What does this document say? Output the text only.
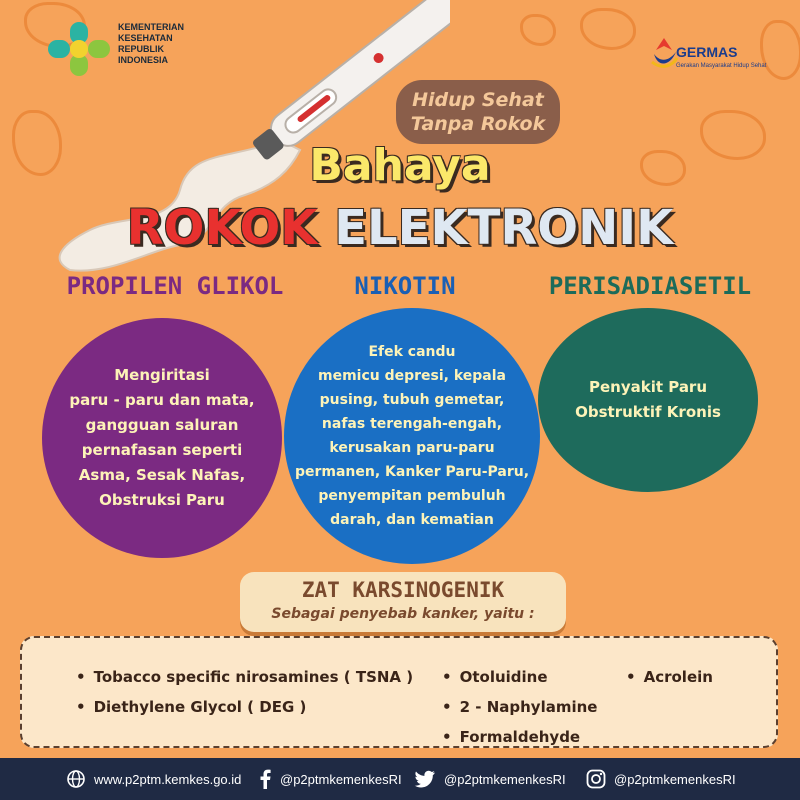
KEMENTERIAN
KESEHATAN
REPUBLIK
INDONESIA	GERMAS
Gerakan Masyarakat Hidup Sehat
Hidup Sehat
Tanpa Rokok
Bahaya
ROKOK ELEKTRONIK
PROPILEN GLIKOL	NIKOTIN	PERISADIASETIL
Mengiritasi
paru - paru dan mata,
gangguan saluran
pernafasan seperti
Asma, Sesak Nafas,
Obstruksi Paru
Efek candu
memicu depresi, kepala
pusing, tubuh gemetar,
nafas terengah-engah,
kerusakan paru-paru
permanen, Kanker Paru-Paru,
penyempitan pembuluh
darah, dan kematian
Penyakit Paru
Obstruktif Kronis
• Tobacco specific nirosamines ( TSNA )
• Diethylene Glycol ( DEG )
• Otoluidine
• 2 - Naphylamine
• Formaldehyde
• Acrolein
ZAT KARSINOGENIK
Sebagai penyebab kanker, yaitu :
www.p2ptm.kemkes.go.id	@p2ptmkemenkesRI	@p2ptmkemenkesRI	@p2ptmkemenkesRI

▬▬▬▬▬▬

Given task -> Copy every line of the listing that includes the string "Hidup".

Exercise solution ->
Gerakan Masyarakat Hidup Sehat
Hidup Sehat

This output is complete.